• **Instructions for the task**
Pull out each line of the data that includes the word "JSON".

• **The input**
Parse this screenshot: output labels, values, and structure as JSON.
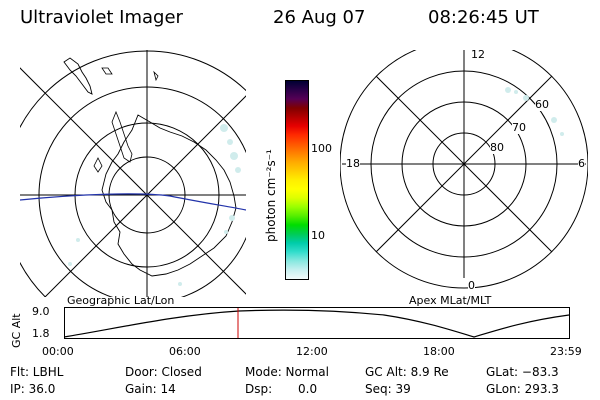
{
  "header": {
    "instrument": "Ultraviolet Imager",
    "date": "26 Aug 07",
    "time": "08:26:45 UT"
  },
  "left_panel": {
    "label": "Geographic Lat/Lon"
  },
  "right_panel": {
    "label": "Apex MLat/MLT",
    "mlt_labels": {
      "top": "12",
      "left": "18",
      "right": "6",
      "bottom": "0"
    },
    "lat_labels": [
      "60",
      "70",
      "80"
    ]
  },
  "colorbar": {
    "unit_label": "photon cm⁻²s⁻¹",
    "ticks": [
      "100",
      "10"
    ],
    "colors": [
      "#000033",
      "#2a0048",
      "#550055",
      "#800000",
      "#b30000",
      "#e60000",
      "#ff2a00",
      "#ff5500",
      "#ff8000",
      "#ffaa00",
      "#ffcc00",
      "#ffee00",
      "#ffff00",
      "#ddff00",
      "#99ff00",
      "#55ee00",
      "#00dd00",
      "#00cc55",
      "#00ccaa",
      "#33ddcc",
      "#88e8e0",
      "#c8f0f0",
      "#f2fafa"
    ]
  },
  "orbit": {
    "axis_label": "GC Alt",
    "ytick_top": "9.0",
    "ytick_bottom": "1.8",
    "xticks": [
      "00:00",
      "06:00",
      "12:00",
      "18:00",
      "23:59"
    ],
    "marker_color": "#cc0000"
  },
  "footer": {
    "filter": "Flt: LBHL",
    "ip": "IP: 36.0",
    "door": "Door: Closed",
    "gain": "Gain: 14",
    "mode": "Mode: Normal",
    "dsp_label": "Dsp:",
    "dsp_value": "0.0",
    "gc_alt": "GC Alt: 8.9 Re",
    "seq": "Seq: 39",
    "glat": "GLat: −83.3",
    "glon": "GLon: 293.3"
  }
}
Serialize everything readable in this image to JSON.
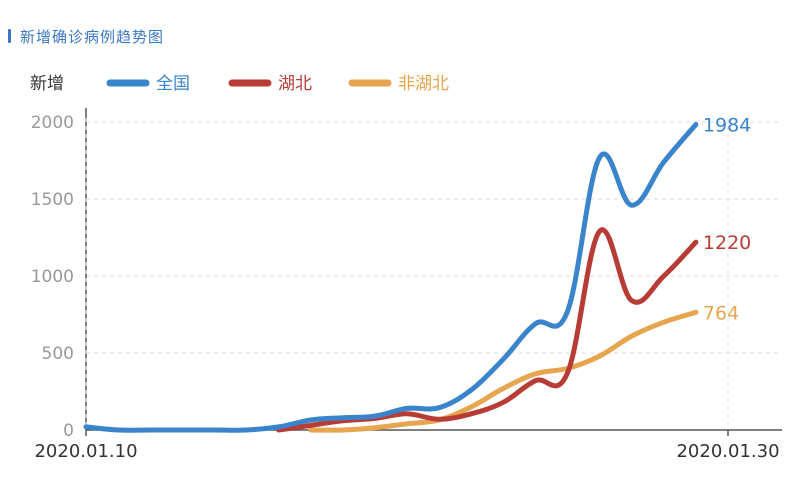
{
  "header": {
    "title": "新增确诊病例趋势图"
  },
  "chart_data": {
    "type": "line",
    "ylabel": "新增",
    "ylim": [
      0,
      2000
    ],
    "yticks": [
      0,
      500,
      1000,
      1500,
      2000
    ],
    "xlim": [
      "2020.01.10",
      "2020.01.30"
    ],
    "x_tick_labels": [
      "2020.01.10",
      "2020.01.30"
    ],
    "grid": "horizontal-dashed",
    "legend_position": "top",
    "series": [
      {
        "name": "全国",
        "color": "#3a84cc",
        "end_label": "1984",
        "points": [
          [
            "2020.01.10",
            20
          ],
          [
            "2020.01.11",
            0
          ],
          [
            "2020.01.12",
            0
          ],
          [
            "2020.01.13",
            0
          ],
          [
            "2020.01.14",
            0
          ],
          [
            "2020.01.15",
            0
          ],
          [
            "2020.01.16",
            20
          ],
          [
            "2020.01.17",
            65
          ],
          [
            "2020.01.18",
            80
          ],
          [
            "2020.01.19",
            90
          ],
          [
            "2020.01.20",
            140
          ],
          [
            "2020.01.21",
            145
          ],
          [
            "2020.01.22",
            260
          ],
          [
            "2020.01.23",
            460
          ],
          [
            "2020.01.24",
            690
          ],
          [
            "2020.01.25",
            770
          ],
          [
            "2020.01.26",
            1770
          ],
          [
            "2020.01.27",
            1460
          ],
          [
            "2020.01.28",
            1740
          ],
          [
            "2020.01.29",
            1984
          ]
        ]
      },
      {
        "name": "湖北",
        "color": "#b83c36",
        "end_label": "1220",
        "points": [
          [
            "2020.01.16",
            0
          ],
          [
            "2020.01.17",
            30
          ],
          [
            "2020.01.18",
            60
          ],
          [
            "2020.01.19",
            75
          ],
          [
            "2020.01.20",
            105
          ],
          [
            "2020.01.21",
            70
          ],
          [
            "2020.01.22",
            105
          ],
          [
            "2020.01.23",
            180
          ],
          [
            "2020.01.24",
            320
          ],
          [
            "2020.01.25",
            370
          ],
          [
            "2020.01.26",
            1290
          ],
          [
            "2020.01.27",
            840
          ],
          [
            "2020.01.28",
            1000
          ],
          [
            "2020.01.29",
            1220
          ]
        ]
      },
      {
        "name": "非湖北",
        "color": "#e6a54e",
        "end_label": "764",
        "points": [
          [
            "2020.01.17",
            0
          ],
          [
            "2020.01.18",
            0
          ],
          [
            "2020.01.19",
            15
          ],
          [
            "2020.01.20",
            40
          ],
          [
            "2020.01.21",
            65
          ],
          [
            "2020.01.22",
            150
          ],
          [
            "2020.01.23",
            270
          ],
          [
            "2020.01.24",
            365
          ],
          [
            "2020.01.25",
            400
          ],
          [
            "2020.01.26",
            480
          ],
          [
            "2020.01.27",
            610
          ],
          [
            "2020.01.28",
            700
          ],
          [
            "2020.01.29",
            764
          ]
        ]
      }
    ]
  }
}
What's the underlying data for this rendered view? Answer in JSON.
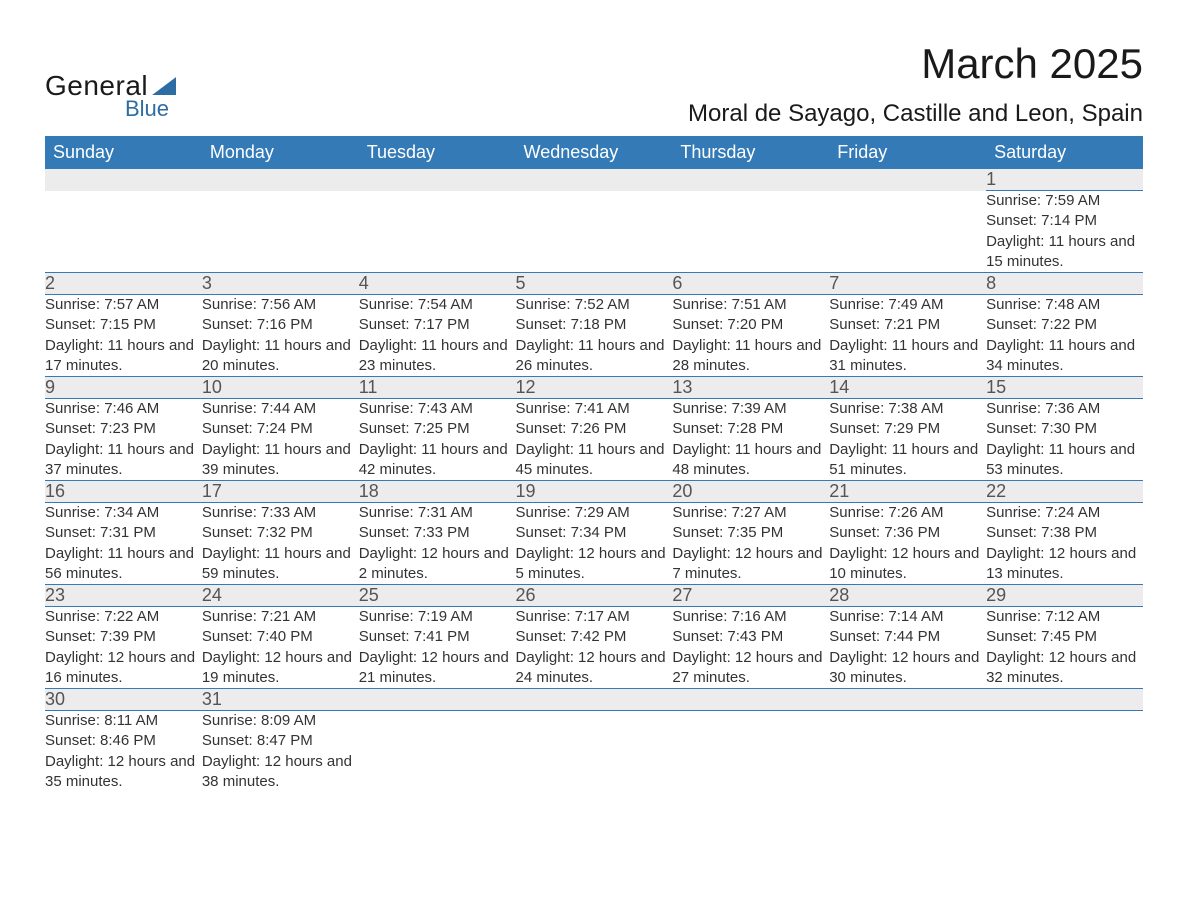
{
  "logo": {
    "text1": "General",
    "text2": "Blue"
  },
  "title": "March 2025",
  "subtitle": "Moral de Sayago, Castille and Leon, Spain",
  "columns": [
    "Sunday",
    "Monday",
    "Tuesday",
    "Wednesday",
    "Thursday",
    "Friday",
    "Saturday"
  ],
  "colors": {
    "header_bg": "#337ab7",
    "header_text": "#ffffff",
    "daynum_bg": "#ececec",
    "daynum_text": "#555555",
    "body_text": "#333333",
    "row_border": "#337ab7",
    "logo_accent": "#2e6da4",
    "page_bg": "#ffffff"
  },
  "typography": {
    "title_fontsize": 42,
    "subtitle_fontsize": 24,
    "header_fontsize": 18,
    "daynum_fontsize": 18,
    "data_fontsize": 15,
    "font_family": "Arial"
  },
  "weeks": [
    [
      null,
      null,
      null,
      null,
      null,
      null,
      {
        "n": "1",
        "sunrise": "Sunrise: 7:59 AM",
        "sunset": "Sunset: 7:14 PM",
        "daylight": "Daylight: 11 hours and 15 minutes."
      }
    ],
    [
      {
        "n": "2",
        "sunrise": "Sunrise: 7:57 AM",
        "sunset": "Sunset: 7:15 PM",
        "daylight": "Daylight: 11 hours and 17 minutes."
      },
      {
        "n": "3",
        "sunrise": "Sunrise: 7:56 AM",
        "sunset": "Sunset: 7:16 PM",
        "daylight": "Daylight: 11 hours and 20 minutes."
      },
      {
        "n": "4",
        "sunrise": "Sunrise: 7:54 AM",
        "sunset": "Sunset: 7:17 PM",
        "daylight": "Daylight: 11 hours and 23 minutes."
      },
      {
        "n": "5",
        "sunrise": "Sunrise: 7:52 AM",
        "sunset": "Sunset: 7:18 PM",
        "daylight": "Daylight: 11 hours and 26 minutes."
      },
      {
        "n": "6",
        "sunrise": "Sunrise: 7:51 AM",
        "sunset": "Sunset: 7:20 PM",
        "daylight": "Daylight: 11 hours and 28 minutes."
      },
      {
        "n": "7",
        "sunrise": "Sunrise: 7:49 AM",
        "sunset": "Sunset: 7:21 PM",
        "daylight": "Daylight: 11 hours and 31 minutes."
      },
      {
        "n": "8",
        "sunrise": "Sunrise: 7:48 AM",
        "sunset": "Sunset: 7:22 PM",
        "daylight": "Daylight: 11 hours and 34 minutes."
      }
    ],
    [
      {
        "n": "9",
        "sunrise": "Sunrise: 7:46 AM",
        "sunset": "Sunset: 7:23 PM",
        "daylight": "Daylight: 11 hours and 37 minutes."
      },
      {
        "n": "10",
        "sunrise": "Sunrise: 7:44 AM",
        "sunset": "Sunset: 7:24 PM",
        "daylight": "Daylight: 11 hours and 39 minutes."
      },
      {
        "n": "11",
        "sunrise": "Sunrise: 7:43 AM",
        "sunset": "Sunset: 7:25 PM",
        "daylight": "Daylight: 11 hours and 42 minutes."
      },
      {
        "n": "12",
        "sunrise": "Sunrise: 7:41 AM",
        "sunset": "Sunset: 7:26 PM",
        "daylight": "Daylight: 11 hours and 45 minutes."
      },
      {
        "n": "13",
        "sunrise": "Sunrise: 7:39 AM",
        "sunset": "Sunset: 7:28 PM",
        "daylight": "Daylight: 11 hours and 48 minutes."
      },
      {
        "n": "14",
        "sunrise": "Sunrise: 7:38 AM",
        "sunset": "Sunset: 7:29 PM",
        "daylight": "Daylight: 11 hours and 51 minutes."
      },
      {
        "n": "15",
        "sunrise": "Sunrise: 7:36 AM",
        "sunset": "Sunset: 7:30 PM",
        "daylight": "Daylight: 11 hours and 53 minutes."
      }
    ],
    [
      {
        "n": "16",
        "sunrise": "Sunrise: 7:34 AM",
        "sunset": "Sunset: 7:31 PM",
        "daylight": "Daylight: 11 hours and 56 minutes."
      },
      {
        "n": "17",
        "sunrise": "Sunrise: 7:33 AM",
        "sunset": "Sunset: 7:32 PM",
        "daylight": "Daylight: 11 hours and 59 minutes."
      },
      {
        "n": "18",
        "sunrise": "Sunrise: 7:31 AM",
        "sunset": "Sunset: 7:33 PM",
        "daylight": "Daylight: 12 hours and 2 minutes."
      },
      {
        "n": "19",
        "sunrise": "Sunrise: 7:29 AM",
        "sunset": "Sunset: 7:34 PM",
        "daylight": "Daylight: 12 hours and 5 minutes."
      },
      {
        "n": "20",
        "sunrise": "Sunrise: 7:27 AM",
        "sunset": "Sunset: 7:35 PM",
        "daylight": "Daylight: 12 hours and 7 minutes."
      },
      {
        "n": "21",
        "sunrise": "Sunrise: 7:26 AM",
        "sunset": "Sunset: 7:36 PM",
        "daylight": "Daylight: 12 hours and 10 minutes."
      },
      {
        "n": "22",
        "sunrise": "Sunrise: 7:24 AM",
        "sunset": "Sunset: 7:38 PM",
        "daylight": "Daylight: 12 hours and 13 minutes."
      }
    ],
    [
      {
        "n": "23",
        "sunrise": "Sunrise: 7:22 AM",
        "sunset": "Sunset: 7:39 PM",
        "daylight": "Daylight: 12 hours and 16 minutes."
      },
      {
        "n": "24",
        "sunrise": "Sunrise: 7:21 AM",
        "sunset": "Sunset: 7:40 PM",
        "daylight": "Daylight: 12 hours and 19 minutes."
      },
      {
        "n": "25",
        "sunrise": "Sunrise: 7:19 AM",
        "sunset": "Sunset: 7:41 PM",
        "daylight": "Daylight: 12 hours and 21 minutes."
      },
      {
        "n": "26",
        "sunrise": "Sunrise: 7:17 AM",
        "sunset": "Sunset: 7:42 PM",
        "daylight": "Daylight: 12 hours and 24 minutes."
      },
      {
        "n": "27",
        "sunrise": "Sunrise: 7:16 AM",
        "sunset": "Sunset: 7:43 PM",
        "daylight": "Daylight: 12 hours and 27 minutes."
      },
      {
        "n": "28",
        "sunrise": "Sunrise: 7:14 AM",
        "sunset": "Sunset: 7:44 PM",
        "daylight": "Daylight: 12 hours and 30 minutes."
      },
      {
        "n": "29",
        "sunrise": "Sunrise: 7:12 AM",
        "sunset": "Sunset: 7:45 PM",
        "daylight": "Daylight: 12 hours and 32 minutes."
      }
    ],
    [
      {
        "n": "30",
        "sunrise": "Sunrise: 8:11 AM",
        "sunset": "Sunset: 8:46 PM",
        "daylight": "Daylight: 12 hours and 35 minutes."
      },
      {
        "n": "31",
        "sunrise": "Sunrise: 8:09 AM",
        "sunset": "Sunset: 8:47 PM",
        "daylight": "Daylight: 12 hours and 38 minutes."
      },
      null,
      null,
      null,
      null,
      null
    ]
  ]
}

• **Answer for this exercise**
Parse this screenshot: output labels, values, and structure as JSON.
Serialize everything readable in this image to JSON.
What's the underlying data for this rendered view? Answer in JSON.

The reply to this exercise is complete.